From the listing below, extract each line containing the string "name".
Start of SOURCE MATERIAL
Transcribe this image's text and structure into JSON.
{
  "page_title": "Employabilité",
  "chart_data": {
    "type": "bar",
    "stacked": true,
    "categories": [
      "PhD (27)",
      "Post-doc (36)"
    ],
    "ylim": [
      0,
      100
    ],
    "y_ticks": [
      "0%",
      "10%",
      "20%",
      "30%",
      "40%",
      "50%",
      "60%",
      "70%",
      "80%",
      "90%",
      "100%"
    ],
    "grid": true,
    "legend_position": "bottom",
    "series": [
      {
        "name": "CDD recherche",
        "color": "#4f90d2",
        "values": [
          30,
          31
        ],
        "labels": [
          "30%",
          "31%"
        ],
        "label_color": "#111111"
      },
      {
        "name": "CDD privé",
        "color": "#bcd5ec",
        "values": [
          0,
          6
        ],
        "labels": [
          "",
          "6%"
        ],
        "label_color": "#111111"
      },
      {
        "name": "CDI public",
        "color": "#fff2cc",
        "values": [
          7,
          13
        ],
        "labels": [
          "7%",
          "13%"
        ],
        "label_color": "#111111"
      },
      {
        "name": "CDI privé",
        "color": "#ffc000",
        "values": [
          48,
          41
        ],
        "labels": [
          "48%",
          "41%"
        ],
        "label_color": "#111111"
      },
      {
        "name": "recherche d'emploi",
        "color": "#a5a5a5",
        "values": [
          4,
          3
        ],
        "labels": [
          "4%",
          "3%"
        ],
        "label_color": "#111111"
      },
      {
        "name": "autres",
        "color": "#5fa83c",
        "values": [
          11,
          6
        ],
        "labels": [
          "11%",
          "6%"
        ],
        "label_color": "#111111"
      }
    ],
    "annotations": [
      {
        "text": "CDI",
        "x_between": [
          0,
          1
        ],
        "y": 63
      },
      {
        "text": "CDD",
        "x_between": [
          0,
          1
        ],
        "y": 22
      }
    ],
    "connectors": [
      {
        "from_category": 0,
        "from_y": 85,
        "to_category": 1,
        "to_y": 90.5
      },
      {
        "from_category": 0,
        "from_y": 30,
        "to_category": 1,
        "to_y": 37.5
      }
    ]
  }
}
End of SOURCE MATERIAL
* **EXERCISE RESPONSE**
        "name": "CDD recherche",
        "name": "CDD privé",
        "name": "CDI public",
        "name": "CDI privé",
        "name": "recherche d'emploi",
        "name": "autres",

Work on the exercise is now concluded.